### EXERCISE OBJECTIVE:
Please output only the lines that run from the line containing "Extract the structured" through the end of the material below, exactly.

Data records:
———

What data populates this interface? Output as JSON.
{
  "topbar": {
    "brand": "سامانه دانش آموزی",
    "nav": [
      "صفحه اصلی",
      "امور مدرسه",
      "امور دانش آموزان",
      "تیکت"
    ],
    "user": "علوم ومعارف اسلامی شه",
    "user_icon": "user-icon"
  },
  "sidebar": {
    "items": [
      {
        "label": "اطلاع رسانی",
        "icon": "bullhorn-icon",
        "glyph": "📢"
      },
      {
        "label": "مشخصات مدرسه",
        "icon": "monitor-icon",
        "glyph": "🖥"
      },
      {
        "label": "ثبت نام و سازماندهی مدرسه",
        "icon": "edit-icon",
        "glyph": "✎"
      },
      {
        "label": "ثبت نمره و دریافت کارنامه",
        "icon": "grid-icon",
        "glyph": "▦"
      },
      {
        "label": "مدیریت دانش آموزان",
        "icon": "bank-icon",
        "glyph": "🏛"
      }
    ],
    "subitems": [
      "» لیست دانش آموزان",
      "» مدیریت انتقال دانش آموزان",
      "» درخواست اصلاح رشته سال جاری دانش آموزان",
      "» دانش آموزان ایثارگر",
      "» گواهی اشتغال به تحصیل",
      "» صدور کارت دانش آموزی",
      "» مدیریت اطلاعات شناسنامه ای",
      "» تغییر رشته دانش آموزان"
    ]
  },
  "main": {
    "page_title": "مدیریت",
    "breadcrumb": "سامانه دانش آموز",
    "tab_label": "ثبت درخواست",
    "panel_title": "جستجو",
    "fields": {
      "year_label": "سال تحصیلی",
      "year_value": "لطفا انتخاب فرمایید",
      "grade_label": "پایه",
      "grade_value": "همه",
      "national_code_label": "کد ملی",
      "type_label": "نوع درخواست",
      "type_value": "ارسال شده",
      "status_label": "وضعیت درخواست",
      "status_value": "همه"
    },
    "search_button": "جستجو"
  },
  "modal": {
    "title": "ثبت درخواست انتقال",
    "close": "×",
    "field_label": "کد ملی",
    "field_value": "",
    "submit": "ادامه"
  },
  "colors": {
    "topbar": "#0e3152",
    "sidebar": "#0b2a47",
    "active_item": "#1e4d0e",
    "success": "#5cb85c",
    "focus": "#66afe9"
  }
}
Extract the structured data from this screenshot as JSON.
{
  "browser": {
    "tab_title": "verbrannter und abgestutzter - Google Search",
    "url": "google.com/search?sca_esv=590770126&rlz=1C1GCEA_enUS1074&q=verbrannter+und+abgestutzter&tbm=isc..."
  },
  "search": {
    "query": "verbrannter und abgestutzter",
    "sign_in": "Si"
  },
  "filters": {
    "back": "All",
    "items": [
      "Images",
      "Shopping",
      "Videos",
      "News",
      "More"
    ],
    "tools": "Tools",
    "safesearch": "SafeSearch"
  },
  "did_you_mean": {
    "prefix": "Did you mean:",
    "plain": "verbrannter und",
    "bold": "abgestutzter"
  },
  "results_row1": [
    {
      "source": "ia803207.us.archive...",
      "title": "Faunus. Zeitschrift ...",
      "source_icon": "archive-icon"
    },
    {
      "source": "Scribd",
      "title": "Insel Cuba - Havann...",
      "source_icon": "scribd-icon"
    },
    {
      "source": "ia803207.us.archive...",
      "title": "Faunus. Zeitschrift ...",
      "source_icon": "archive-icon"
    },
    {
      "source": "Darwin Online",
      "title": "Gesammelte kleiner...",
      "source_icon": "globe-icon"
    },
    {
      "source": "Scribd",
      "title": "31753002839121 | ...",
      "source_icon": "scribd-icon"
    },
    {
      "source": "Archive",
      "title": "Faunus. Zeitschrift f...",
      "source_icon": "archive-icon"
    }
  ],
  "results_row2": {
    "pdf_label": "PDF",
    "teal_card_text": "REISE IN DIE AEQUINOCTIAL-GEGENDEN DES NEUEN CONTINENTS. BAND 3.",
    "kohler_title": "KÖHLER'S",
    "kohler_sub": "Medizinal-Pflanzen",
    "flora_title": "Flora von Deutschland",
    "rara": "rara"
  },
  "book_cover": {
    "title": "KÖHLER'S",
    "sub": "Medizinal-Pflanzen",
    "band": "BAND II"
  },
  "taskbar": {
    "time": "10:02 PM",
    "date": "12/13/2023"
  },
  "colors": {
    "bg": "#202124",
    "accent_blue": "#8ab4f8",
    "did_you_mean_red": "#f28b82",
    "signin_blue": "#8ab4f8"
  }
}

———

### THE REPLY:
Extract the structured data from this screenshot as JSON.
{
  "browser": {
    "tab_title": "verbrannter und abgestutzter - Google Search",
    "url": "google.com/search?sca_esv=590770126&rlz=1C1GCEA_enUS1074&q=verbrannter+und+abgestutzter&tbm=isc..."
  },
  "search": {
    "query": "verbrannter und abgestutzter",
    "sign_in": "Si"
  },
  "filters": {
    "back": "All",
    "items": [
      "Images",
      "Shopping",
      "Videos",
      "News",
      "More"
    ],
    "tools": "Tools",
    "safesearch": "SafeSearch"
  },
  "did_you_mean": {
    "prefix": "Did you mean:",
    "plain": "verbrannter und",
    "bold": "abgestutzter"
  },
  "results_row1": [
    {
      "source": "ia803207.us.archive...",
      "title": "Faunus. Zeitschrift ...",
      "source_icon": "archive-icon"
    },
    {
      "source": "Scribd",
      "title": "Insel Cuba - Havann...",
      "source_icon": "scribd-icon"
    },
    {
      "source": "ia803207.us.archive...",
      "title": "Faunus. Zeitschrift ...",
      "source_icon": "archive-icon"
    },
    {
      "source": "Darwin Online",
      "title": "Gesammelte kleiner...",
      "source_icon": "globe-icon"
    },
    {
      "source": "Scribd",
      "title": "31753002839121 | ...",
      "source_icon": "scribd-icon"
    },
    {
      "source": "Archive",
      "title": "Faunus. Zeitschrift f...",
      "source_icon": "archive-icon"
    }
  ],
  "results_row2": {
    "pdf_label": "PDF",
    "teal_card_text": "REISE IN DIE AEQUINOCTIAL-GEGENDEN DES NEUEN CONTINENTS. BAND 3.",
    "kohler_title": "KÖHLER'S",
    "kohler_sub": "Medizinal-Pflanzen",
    "flora_title": "Flora von Deutschland",
    "rara": "rara"
  },
  "book_cover": {
    "title": "KÖHLER'S",
    "sub": "Medizinal-Pflanzen",
    "band": "BAND II"
  },
  "taskbar": {
    "time": "10:02 PM",
    "date": "12/13/2023"
  },
  "colors": {
    "bg": "#202124",
    "accent_blue": "#8ab4f8",
    "did_you_mean_red": "#f28b82",
    "signin_blue": "#8ab4f8"
  }
}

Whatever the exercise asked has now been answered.